- TASK MATERIAL
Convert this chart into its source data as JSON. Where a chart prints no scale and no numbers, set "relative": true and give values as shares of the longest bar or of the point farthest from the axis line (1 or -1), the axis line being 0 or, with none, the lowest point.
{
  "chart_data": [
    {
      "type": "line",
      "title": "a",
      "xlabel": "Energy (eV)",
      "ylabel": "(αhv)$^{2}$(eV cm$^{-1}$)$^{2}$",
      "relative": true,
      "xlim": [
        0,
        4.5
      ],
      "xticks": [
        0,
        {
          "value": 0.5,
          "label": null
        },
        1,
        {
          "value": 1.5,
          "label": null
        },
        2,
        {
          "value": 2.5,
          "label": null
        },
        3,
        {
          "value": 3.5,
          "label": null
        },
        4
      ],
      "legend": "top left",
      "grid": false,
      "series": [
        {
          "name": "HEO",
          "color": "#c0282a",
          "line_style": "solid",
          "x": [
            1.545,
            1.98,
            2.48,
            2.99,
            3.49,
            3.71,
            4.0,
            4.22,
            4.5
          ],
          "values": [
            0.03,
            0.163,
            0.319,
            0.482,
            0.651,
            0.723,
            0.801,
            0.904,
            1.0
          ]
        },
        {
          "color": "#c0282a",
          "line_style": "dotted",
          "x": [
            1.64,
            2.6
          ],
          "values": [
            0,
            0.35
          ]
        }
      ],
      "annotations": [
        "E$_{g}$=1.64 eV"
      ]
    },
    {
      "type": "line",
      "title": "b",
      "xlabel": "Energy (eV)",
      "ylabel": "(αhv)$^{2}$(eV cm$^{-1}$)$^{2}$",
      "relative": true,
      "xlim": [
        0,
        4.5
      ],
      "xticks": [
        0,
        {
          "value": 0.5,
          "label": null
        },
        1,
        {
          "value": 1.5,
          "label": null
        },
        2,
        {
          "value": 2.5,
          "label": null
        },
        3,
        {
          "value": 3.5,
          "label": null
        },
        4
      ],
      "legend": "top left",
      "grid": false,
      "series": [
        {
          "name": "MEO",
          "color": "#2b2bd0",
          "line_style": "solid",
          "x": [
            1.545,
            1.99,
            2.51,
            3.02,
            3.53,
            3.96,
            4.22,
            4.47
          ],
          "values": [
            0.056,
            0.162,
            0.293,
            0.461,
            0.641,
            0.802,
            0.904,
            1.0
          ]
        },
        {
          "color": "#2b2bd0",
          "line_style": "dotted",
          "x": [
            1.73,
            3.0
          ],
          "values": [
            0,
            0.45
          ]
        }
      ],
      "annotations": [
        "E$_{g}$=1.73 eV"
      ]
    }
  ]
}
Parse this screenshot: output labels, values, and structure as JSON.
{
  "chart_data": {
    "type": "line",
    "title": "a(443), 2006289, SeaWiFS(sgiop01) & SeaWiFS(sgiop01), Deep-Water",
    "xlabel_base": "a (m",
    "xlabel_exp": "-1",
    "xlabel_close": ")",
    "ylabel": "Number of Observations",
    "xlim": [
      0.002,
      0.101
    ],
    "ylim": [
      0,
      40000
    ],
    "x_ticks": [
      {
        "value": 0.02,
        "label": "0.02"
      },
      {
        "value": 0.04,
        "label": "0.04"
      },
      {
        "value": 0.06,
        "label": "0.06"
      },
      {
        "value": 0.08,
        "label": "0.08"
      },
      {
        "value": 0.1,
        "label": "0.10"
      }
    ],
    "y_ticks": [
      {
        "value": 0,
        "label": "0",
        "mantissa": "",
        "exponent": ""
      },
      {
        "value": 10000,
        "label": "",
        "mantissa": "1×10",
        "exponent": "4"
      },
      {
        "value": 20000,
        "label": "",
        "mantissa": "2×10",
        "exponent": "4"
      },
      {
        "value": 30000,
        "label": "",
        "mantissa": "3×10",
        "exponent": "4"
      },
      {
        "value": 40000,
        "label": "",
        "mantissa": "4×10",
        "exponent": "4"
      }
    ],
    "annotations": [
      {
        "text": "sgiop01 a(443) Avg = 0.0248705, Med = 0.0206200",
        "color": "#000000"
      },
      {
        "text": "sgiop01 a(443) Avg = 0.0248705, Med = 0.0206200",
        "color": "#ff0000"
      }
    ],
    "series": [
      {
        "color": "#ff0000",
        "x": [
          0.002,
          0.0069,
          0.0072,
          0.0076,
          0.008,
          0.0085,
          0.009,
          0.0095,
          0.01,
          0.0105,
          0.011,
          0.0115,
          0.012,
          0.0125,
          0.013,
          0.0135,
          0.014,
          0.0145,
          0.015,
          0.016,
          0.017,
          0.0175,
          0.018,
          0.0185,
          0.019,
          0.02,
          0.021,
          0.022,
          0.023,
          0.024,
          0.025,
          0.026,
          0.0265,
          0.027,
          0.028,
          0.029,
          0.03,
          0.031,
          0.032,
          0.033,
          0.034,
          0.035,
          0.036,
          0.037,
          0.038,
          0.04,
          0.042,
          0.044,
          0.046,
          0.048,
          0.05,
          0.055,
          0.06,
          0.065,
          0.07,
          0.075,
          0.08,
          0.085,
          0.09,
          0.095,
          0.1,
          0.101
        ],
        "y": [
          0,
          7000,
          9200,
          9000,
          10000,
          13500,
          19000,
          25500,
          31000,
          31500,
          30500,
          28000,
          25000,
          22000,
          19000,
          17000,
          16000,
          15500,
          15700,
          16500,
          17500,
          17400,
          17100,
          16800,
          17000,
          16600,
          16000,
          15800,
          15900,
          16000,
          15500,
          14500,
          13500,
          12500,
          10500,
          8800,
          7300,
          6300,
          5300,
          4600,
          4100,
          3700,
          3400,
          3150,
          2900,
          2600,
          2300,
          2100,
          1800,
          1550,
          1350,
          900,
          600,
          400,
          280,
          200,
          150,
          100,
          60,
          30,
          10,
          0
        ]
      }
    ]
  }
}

- REQUEST
Give the entries once more, exactly as they appear.

- ANSWER TO THIS EXERCISE
Convert this chart into its source data as JSON. Where a chart prints no scale and no numbers, set "relative": true and give values as shares of the longest bar or of the point farthest from the axis line (1 or -1), the axis line being 0 or, with none, the lowest point.
{
  "chart_data": [
    {
      "type": "line",
      "title": "a",
      "xlabel": "Energy (eV)",
      "ylabel": "(αhv)$^{2}$(eV cm$^{-1}$)$^{2}$",
      "relative": true,
      "xlim": [
        0,
        4.5
      ],
      "xticks": [
        0,
        {
          "value": 0.5,
          "label": null
        },
        1,
        {
          "value": 1.5,
          "label": null
        },
        2,
        {
          "value": 2.5,
          "label": null
        },
        3,
        {
          "value": 3.5,
          "label": null
        },
        4
      ],
      "legend": "top left",
      "grid": false,
      "series": [
        {
          "name": "HEO",
          "color": "#c0282a",
          "line_style": "solid",
          "x": [
            1.545,
            1.98,
            2.48,
            2.99,
            3.49,
            3.71,
            4.0,
            4.22,
            4.5
          ],
          "values": [
            0.03,
            0.163,
            0.319,
            0.482,
            0.651,
            0.723,
            0.801,
            0.904,
            1.0
          ]
        },
        {
          "color": "#c0282a",
          "line_style": "dotted",
          "x": [
            1.64,
            2.6
          ],
          "values": [
            0,
            0.35
          ]
        }
      ],
      "annotations": [
        "E$_{g}$=1.64 eV"
      ]
    },
    {
      "type": "line",
      "title": "b",
      "xlabel": "Energy (eV)",
      "ylabel": "(αhv)$^{2}$(eV cm$^{-1}$)$^{2}$",
      "relative": true,
      "xlim": [
        0,
        4.5
      ],
      "xticks": [
        0,
        {
          "value": 0.5,
          "label": null
        },
        1,
        {
          "value": 1.5,
          "label": null
        },
        2,
        {
          "value": 2.5,
          "label": null
        },
        3,
        {
          "value": 3.5,
          "label": null
        },
        4
      ],
      "legend": "top left",
      "grid": false,
      "series": [
        {
          "name": "MEO",
          "color": "#2b2bd0",
          "line_style": "solid",
          "x": [
            1.545,
            1.99,
            2.51,
            3.02,
            3.53,
            3.96,
            4.22,
            4.47
          ],
          "values": [
            0.056,
            0.162,
            0.293,
            0.461,
            0.641,
            0.802,
            0.904,
            1.0
          ]
        },
        {
          "color": "#2b2bd0",
          "line_style": "dotted",
          "x": [
            1.73,
            3.0
          ],
          "values": [
            0,
            0.45
          ]
        }
      ],
      "annotations": [
        "E$_{g}$=1.73 eV"
      ]
    }
  ]
}
Parse this screenshot: output labels, values, and structure as JSON.
{
  "chart_data": {
    "type": "line",
    "title": "a(443), 2006289, SeaWiFS(sgiop01) & SeaWiFS(sgiop01), Deep-Water",
    "xlabel_base": "a (m",
    "xlabel_exp": "-1",
    "xlabel_close": ")",
    "ylabel": "Number of Observations",
    "xlim": [
      0.002,
      0.101
    ],
    "ylim": [
      0,
      40000
    ],
    "x_ticks": [
      {
        "value": 0.02,
        "label": "0.02"
      },
      {
        "value": 0.04,
        "label": "0.04"
      },
      {
        "value": 0.06,
        "label": "0.06"
      },
      {
        "value": 0.08,
        "label": "0.08"
      },
      {
        "value": 0.1,
        "label": "0.10"
      }
    ],
    "y_ticks": [
      {
        "value": 0,
        "label": "0",
        "mantissa": "",
        "exponent": ""
      },
      {
        "value": 10000,
        "label": "",
        "mantissa": "1×10",
        "exponent": "4"
      },
      {
        "value": 20000,
        "label": "",
        "mantissa": "2×10",
        "exponent": "4"
      },
      {
        "value": 30000,
        "label": "",
        "mantissa": "3×10",
        "exponent": "4"
      },
      {
        "value": 40000,
        "label": "",
        "mantissa": "4×10",
        "exponent": "4"
      }
    ],
    "annotations": [
      {
        "text": "sgiop01 a(443) Avg = 0.0248705, Med = 0.0206200",
        "color": "#000000"
      },
      {
        "text": "sgiop01 a(443) Avg = 0.0248705, Med = 0.0206200",
        "color": "#ff0000"
      }
    ],
    "series": [
      {
        "color": "#ff0000",
        "x": [
          0.002,
          0.0069,
          0.0072,
          0.0076,
          0.008,
          0.0085,
          0.009,
          0.0095,
          0.01,
          0.0105,
          0.011,
          0.0115,
          0.012,
          0.0125,
          0.013,
          0.0135,
          0.014,
          0.0145,
          0.015,
          0.016,
          0.017,
          0.0175,
          0.018,
          0.0185,
          0.019,
          0.02,
          0.021,
          0.022,
          0.023,
          0.024,
          0.025,
          0.026,
          0.0265,
          0.027,
          0.028,
          0.029,
          0.03,
          0.031,
          0.032,
          0.033,
          0.034,
          0.035,
          0.036,
          0.037,
          0.038,
          0.04,
          0.042,
          0.044,
          0.046,
          0.048,
          0.05,
          0.055,
          0.06,
          0.065,
          0.07,
          0.075,
          0.08,
          0.085,
          0.09,
          0.095,
          0.1,
          0.101
        ],
        "y": [
          0,
          7000,
          9200,
          9000,
          10000,
          13500,
          19000,
          25500,
          31000,
          31500,
          30500,
          28000,
          25000,
          22000,
          19000,
          17000,
          16000,
          15500,
          15700,
          16500,
          17500,
          17400,
          17100,
          16800,
          17000,
          16600,
          16000,
          15800,
          15900,
          16000,
          15500,
          14500,
          13500,
          12500,
          10500,
          8800,
          7300,
          6300,
          5300,
          4600,
          4100,
          3700,
          3400,
          3150,
          2900,
          2600,
          2300,
          2100,
          1800,
          1550,
          1350,
          900,
          600,
          400,
          280,
          200,
          150,
          100,
          60,
          30,
          10,
          0
        ]
      }
    ]
  }
}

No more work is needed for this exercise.